Identify all lines in the listing that include the word "spreads", and copy them out.

**ENTRIES SHOWN:**
## Begin
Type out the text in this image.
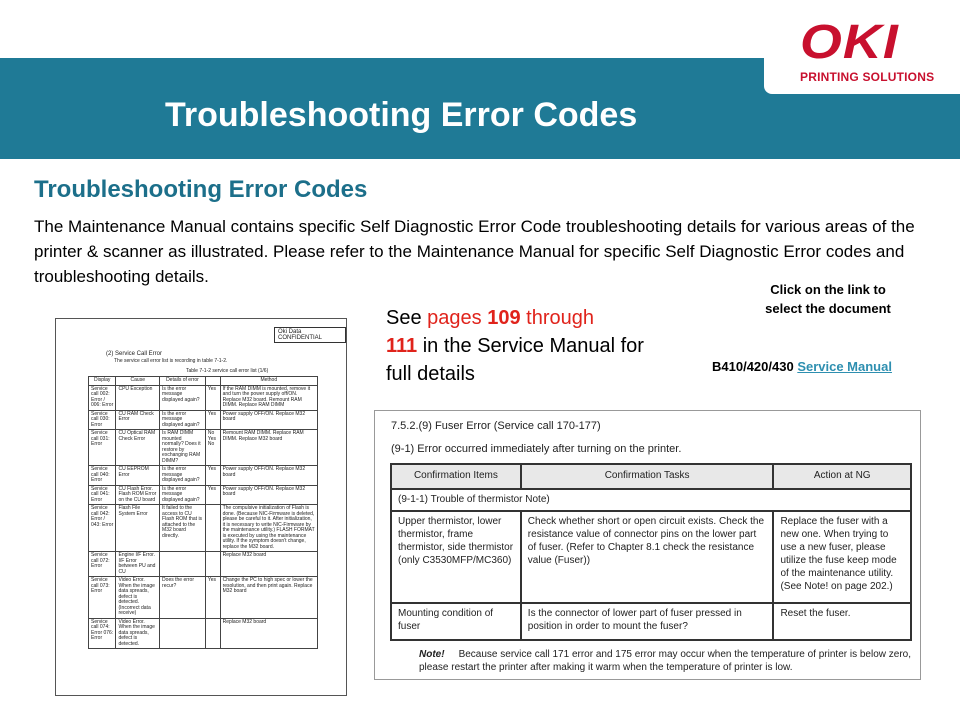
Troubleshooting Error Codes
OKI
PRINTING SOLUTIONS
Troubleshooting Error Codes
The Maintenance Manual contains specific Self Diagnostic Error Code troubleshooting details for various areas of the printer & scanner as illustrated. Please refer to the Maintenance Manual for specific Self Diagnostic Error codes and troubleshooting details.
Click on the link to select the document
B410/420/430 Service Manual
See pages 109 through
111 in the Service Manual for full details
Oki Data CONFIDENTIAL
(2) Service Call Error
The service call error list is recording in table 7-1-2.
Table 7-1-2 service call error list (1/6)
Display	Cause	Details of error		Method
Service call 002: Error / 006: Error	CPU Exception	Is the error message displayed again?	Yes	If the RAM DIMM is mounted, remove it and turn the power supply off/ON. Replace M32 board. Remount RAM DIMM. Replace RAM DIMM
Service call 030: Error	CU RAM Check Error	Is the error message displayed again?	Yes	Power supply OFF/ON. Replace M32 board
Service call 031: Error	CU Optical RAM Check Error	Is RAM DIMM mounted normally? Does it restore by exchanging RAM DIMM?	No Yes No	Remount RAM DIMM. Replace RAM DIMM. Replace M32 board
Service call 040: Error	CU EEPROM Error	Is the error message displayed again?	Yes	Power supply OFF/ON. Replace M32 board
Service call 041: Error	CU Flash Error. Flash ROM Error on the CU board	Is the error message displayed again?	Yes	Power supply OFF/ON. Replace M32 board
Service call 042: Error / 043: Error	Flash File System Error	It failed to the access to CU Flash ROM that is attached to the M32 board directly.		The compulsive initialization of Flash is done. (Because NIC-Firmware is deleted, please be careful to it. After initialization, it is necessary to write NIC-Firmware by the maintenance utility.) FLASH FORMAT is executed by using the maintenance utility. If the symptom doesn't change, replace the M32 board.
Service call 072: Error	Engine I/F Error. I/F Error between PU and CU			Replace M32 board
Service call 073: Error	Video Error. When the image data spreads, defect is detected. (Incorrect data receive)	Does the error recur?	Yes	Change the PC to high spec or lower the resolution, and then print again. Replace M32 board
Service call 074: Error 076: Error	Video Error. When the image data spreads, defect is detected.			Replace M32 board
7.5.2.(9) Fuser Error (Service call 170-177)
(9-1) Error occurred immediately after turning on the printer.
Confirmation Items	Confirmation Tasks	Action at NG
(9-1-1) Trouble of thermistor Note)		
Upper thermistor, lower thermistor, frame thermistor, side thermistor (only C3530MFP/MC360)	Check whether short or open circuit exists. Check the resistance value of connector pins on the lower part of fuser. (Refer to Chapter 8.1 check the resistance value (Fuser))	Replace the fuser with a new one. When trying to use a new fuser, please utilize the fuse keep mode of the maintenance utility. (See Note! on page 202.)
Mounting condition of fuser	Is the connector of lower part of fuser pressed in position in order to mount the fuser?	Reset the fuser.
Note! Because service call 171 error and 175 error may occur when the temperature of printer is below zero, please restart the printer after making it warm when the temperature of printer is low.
## End
## Begin
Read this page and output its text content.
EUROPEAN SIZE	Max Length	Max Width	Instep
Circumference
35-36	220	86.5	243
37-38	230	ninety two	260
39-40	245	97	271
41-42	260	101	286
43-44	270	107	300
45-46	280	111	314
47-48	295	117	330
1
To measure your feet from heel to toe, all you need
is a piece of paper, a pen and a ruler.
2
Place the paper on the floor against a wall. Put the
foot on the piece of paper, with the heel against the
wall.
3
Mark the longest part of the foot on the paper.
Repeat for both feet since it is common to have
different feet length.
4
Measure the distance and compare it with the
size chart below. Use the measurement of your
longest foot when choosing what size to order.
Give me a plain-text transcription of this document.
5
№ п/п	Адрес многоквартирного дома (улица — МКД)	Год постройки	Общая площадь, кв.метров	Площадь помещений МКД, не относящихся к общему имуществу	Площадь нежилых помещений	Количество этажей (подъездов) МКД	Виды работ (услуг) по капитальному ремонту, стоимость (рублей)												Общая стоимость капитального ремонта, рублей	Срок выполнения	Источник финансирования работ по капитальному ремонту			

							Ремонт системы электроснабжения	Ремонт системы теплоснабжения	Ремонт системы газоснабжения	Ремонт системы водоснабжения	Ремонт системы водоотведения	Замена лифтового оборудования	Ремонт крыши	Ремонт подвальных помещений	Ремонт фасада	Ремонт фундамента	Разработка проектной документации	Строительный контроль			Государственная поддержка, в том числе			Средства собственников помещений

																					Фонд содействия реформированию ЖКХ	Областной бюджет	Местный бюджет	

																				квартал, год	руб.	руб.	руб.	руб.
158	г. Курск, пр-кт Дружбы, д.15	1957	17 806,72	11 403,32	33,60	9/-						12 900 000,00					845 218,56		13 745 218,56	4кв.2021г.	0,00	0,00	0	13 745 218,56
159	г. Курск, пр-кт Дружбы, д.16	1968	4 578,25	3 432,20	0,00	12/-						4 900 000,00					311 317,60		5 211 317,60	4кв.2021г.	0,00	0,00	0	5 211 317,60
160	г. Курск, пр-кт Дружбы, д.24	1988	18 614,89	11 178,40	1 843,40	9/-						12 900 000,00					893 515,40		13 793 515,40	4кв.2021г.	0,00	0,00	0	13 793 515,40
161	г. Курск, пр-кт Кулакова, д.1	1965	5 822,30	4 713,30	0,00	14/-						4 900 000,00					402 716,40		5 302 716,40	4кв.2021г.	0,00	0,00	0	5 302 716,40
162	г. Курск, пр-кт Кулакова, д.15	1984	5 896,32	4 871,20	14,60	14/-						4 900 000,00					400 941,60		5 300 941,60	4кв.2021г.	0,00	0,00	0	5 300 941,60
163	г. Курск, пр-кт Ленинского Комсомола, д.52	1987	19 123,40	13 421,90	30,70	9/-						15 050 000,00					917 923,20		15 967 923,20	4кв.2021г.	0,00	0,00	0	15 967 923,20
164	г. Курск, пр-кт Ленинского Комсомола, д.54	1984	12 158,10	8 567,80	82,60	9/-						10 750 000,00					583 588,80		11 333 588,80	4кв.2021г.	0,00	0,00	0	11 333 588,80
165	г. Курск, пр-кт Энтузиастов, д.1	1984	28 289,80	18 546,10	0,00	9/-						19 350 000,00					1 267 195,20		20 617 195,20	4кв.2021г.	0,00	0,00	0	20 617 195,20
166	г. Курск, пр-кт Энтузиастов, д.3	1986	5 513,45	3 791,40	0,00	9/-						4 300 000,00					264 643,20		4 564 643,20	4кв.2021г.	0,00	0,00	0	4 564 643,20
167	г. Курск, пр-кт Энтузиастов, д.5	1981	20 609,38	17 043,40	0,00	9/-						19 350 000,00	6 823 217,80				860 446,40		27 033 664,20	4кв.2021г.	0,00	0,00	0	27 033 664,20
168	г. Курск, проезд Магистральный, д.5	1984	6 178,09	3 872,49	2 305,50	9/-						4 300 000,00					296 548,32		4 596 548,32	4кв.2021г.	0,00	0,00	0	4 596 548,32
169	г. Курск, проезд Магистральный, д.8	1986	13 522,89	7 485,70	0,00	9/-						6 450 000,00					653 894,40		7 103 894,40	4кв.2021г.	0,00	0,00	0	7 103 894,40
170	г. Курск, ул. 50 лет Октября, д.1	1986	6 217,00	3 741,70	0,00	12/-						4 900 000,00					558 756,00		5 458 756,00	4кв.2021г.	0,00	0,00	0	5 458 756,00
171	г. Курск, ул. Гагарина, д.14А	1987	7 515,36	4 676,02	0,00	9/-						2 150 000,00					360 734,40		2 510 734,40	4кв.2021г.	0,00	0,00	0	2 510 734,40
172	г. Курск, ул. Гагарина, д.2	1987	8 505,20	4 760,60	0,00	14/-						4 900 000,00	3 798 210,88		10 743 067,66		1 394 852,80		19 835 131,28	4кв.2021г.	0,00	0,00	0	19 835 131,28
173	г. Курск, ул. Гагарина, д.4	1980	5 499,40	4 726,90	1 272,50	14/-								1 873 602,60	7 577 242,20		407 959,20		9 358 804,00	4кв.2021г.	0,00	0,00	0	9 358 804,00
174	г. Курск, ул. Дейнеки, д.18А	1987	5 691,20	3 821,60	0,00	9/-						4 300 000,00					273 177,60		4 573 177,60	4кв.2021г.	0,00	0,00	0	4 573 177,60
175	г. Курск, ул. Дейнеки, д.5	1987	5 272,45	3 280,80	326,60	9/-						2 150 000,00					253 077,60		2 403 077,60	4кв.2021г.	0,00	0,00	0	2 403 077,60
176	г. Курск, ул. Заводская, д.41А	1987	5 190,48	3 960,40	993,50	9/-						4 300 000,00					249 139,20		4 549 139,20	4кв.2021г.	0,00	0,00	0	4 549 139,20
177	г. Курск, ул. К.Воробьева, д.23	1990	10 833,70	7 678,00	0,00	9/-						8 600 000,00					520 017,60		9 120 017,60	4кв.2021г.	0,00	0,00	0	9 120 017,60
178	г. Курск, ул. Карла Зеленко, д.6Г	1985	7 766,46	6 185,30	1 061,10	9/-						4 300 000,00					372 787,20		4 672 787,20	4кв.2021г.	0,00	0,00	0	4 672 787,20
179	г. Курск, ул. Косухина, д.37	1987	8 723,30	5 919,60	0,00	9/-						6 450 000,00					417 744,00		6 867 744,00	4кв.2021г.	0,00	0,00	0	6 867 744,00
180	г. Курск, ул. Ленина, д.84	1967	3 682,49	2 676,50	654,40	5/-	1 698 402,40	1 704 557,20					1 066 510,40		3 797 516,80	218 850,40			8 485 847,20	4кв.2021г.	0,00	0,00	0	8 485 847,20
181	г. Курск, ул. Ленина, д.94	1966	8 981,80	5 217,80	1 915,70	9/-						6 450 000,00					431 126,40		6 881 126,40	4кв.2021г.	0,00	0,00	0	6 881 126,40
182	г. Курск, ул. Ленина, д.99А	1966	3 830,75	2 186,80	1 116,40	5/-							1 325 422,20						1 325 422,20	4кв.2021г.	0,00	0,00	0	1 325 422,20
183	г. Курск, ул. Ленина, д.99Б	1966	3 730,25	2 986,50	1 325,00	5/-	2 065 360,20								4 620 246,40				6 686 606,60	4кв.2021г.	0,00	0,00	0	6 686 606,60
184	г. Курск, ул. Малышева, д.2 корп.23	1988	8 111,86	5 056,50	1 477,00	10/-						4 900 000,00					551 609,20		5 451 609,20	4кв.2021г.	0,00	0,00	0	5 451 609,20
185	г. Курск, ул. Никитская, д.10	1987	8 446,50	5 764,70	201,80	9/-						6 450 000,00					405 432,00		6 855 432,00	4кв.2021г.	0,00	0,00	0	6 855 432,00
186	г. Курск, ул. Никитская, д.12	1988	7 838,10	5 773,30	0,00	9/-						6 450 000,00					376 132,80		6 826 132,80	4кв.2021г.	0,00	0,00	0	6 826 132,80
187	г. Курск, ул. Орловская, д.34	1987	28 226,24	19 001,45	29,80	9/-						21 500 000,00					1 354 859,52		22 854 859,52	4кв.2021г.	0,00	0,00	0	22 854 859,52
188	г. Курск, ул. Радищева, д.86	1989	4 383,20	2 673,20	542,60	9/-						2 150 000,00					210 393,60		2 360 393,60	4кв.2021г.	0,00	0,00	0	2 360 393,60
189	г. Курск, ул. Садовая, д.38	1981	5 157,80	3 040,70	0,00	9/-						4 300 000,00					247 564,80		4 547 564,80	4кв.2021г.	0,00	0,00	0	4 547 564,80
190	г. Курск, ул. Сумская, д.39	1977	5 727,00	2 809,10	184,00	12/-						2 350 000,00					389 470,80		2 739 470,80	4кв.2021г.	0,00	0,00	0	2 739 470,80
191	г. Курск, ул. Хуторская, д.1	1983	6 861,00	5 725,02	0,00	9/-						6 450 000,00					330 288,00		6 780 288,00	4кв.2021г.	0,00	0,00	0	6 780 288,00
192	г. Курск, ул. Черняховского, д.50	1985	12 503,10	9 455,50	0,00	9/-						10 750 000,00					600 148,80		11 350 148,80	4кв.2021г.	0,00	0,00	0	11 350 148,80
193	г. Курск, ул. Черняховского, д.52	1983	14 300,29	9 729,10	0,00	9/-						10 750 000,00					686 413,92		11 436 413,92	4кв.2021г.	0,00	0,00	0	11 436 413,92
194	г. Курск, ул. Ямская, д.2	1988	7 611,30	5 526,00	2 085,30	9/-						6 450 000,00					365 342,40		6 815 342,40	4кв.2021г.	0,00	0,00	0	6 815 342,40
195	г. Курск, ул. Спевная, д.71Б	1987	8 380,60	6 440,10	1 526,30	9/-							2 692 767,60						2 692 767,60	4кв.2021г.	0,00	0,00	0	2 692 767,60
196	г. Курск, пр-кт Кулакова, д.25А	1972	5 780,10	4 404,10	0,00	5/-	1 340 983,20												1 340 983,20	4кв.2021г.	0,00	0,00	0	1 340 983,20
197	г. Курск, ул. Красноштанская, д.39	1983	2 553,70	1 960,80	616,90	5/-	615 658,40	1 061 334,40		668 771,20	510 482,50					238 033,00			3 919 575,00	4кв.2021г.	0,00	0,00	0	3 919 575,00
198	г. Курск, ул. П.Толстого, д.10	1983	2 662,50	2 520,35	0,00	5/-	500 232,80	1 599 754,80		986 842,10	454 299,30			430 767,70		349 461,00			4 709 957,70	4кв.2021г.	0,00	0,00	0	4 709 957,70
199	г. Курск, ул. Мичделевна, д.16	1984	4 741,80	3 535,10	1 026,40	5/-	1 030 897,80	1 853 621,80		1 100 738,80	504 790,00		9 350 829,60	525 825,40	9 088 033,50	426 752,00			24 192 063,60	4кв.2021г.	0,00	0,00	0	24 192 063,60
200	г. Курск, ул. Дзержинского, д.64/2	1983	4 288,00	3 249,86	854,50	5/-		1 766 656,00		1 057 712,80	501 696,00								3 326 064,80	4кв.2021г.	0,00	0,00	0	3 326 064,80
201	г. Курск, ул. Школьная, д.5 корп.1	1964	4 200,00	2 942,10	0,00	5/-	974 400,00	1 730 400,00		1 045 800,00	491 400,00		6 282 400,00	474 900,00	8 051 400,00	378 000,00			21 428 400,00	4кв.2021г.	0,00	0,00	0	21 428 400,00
## End
**OUTPUT OF THE EXERCISE:**
Service call 073: Error	Video Error. When the image data spreads, defect is detected. (Incorrect data receive)	Does the error recur?	Yes	Change the PC to high spec or lower the resolution, and then print again. Replace M32 board
Service call 074: Error 076: Error	Video Error. When the image data spreads, defect is detected.			Replace M32 board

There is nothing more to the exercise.